> Problem statement: Pull out every line below containing the word "Салтыкова".

======== Excerpted data

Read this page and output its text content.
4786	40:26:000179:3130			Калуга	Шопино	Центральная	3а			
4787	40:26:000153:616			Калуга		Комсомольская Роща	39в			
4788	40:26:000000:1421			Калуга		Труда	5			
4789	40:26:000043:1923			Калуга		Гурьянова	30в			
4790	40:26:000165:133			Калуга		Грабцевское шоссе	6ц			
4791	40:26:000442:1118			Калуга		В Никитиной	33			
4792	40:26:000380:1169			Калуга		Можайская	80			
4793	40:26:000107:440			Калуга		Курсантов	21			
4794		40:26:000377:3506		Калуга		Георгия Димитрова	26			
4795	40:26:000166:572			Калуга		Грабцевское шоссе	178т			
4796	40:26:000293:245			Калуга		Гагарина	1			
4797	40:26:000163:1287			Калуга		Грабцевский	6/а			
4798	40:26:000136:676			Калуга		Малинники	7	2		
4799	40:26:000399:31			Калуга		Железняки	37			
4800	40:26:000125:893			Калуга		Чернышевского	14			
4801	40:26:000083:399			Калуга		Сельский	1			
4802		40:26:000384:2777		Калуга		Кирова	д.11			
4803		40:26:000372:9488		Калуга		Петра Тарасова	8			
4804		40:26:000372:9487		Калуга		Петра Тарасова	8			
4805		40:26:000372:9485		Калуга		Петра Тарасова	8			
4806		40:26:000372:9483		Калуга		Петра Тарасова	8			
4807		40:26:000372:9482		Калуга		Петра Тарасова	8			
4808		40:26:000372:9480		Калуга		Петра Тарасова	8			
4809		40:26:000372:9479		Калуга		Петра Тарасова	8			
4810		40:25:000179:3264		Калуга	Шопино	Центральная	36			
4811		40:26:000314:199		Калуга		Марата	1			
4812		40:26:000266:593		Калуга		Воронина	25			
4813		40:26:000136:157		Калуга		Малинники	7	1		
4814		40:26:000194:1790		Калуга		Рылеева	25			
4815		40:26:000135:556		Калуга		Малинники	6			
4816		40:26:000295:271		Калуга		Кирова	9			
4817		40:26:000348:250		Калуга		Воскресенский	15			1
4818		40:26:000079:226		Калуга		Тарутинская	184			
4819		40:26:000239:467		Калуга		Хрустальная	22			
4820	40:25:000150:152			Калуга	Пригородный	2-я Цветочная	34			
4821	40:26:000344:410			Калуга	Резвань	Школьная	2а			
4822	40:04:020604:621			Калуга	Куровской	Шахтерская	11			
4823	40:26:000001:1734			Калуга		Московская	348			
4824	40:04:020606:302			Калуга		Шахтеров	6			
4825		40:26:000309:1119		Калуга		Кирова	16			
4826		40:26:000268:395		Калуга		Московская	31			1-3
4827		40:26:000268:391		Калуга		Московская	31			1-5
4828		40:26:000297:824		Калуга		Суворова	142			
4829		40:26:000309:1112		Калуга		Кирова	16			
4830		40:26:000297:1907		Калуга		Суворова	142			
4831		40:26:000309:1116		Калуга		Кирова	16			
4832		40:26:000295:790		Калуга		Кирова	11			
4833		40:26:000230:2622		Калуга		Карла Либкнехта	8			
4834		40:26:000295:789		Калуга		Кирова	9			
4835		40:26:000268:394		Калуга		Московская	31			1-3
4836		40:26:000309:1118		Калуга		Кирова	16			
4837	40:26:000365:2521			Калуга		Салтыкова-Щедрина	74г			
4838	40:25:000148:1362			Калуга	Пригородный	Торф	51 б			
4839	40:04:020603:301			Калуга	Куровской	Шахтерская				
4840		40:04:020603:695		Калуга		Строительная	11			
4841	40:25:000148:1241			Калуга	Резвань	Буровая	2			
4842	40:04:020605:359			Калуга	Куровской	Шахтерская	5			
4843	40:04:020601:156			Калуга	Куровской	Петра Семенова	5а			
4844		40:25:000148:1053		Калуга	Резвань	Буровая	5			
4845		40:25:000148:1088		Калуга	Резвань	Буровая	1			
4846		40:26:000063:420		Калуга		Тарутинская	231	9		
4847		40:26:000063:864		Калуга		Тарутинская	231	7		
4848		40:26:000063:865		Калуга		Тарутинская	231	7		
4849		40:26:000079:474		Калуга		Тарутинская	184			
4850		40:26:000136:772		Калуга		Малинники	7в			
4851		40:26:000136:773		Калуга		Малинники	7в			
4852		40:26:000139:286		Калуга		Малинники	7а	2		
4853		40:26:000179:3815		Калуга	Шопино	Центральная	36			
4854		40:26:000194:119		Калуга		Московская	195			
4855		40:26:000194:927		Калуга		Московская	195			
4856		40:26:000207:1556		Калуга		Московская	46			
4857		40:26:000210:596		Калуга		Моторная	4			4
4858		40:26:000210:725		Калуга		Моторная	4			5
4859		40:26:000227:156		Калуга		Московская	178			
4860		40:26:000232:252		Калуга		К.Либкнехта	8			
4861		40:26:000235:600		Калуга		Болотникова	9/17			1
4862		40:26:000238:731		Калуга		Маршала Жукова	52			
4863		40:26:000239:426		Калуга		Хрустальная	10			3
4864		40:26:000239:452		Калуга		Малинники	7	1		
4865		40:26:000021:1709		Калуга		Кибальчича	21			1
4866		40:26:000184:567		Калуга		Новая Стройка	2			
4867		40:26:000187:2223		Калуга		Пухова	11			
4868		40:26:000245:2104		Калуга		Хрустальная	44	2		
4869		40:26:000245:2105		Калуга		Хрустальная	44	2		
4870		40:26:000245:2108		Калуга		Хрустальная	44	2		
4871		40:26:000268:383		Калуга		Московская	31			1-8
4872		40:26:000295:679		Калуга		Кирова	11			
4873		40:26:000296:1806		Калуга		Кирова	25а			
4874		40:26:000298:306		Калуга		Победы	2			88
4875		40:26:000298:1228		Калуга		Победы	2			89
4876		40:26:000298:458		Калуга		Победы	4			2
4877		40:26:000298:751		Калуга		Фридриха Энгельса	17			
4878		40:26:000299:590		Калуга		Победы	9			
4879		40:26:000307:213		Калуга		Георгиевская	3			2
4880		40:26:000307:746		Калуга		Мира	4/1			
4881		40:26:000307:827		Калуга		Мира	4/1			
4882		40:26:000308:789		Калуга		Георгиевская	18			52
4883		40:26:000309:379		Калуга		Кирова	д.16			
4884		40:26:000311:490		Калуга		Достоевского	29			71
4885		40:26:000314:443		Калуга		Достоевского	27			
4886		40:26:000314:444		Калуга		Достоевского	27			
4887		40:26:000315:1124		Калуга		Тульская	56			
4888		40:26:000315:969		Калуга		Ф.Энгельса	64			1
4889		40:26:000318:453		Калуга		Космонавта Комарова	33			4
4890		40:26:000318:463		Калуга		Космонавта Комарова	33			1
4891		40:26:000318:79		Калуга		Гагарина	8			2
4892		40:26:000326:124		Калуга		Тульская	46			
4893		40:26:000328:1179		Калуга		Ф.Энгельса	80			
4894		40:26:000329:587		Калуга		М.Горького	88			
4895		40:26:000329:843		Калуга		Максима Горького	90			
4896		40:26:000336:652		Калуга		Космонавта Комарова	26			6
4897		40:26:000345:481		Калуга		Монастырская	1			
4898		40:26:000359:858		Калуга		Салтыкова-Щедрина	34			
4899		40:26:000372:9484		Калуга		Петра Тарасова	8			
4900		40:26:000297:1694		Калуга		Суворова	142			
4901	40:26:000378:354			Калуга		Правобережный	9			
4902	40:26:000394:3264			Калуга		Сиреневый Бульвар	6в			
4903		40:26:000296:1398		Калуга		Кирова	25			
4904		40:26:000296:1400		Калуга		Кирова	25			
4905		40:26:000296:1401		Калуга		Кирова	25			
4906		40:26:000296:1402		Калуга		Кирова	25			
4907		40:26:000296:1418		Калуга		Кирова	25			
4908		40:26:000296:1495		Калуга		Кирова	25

================

> Exercise response:
4837	40:26:000365:2521			Калуга		Салтыкова-Щедрина	74г			
4898		40:26:000359:858		Калуга		Салтыкова-Щедрина	34			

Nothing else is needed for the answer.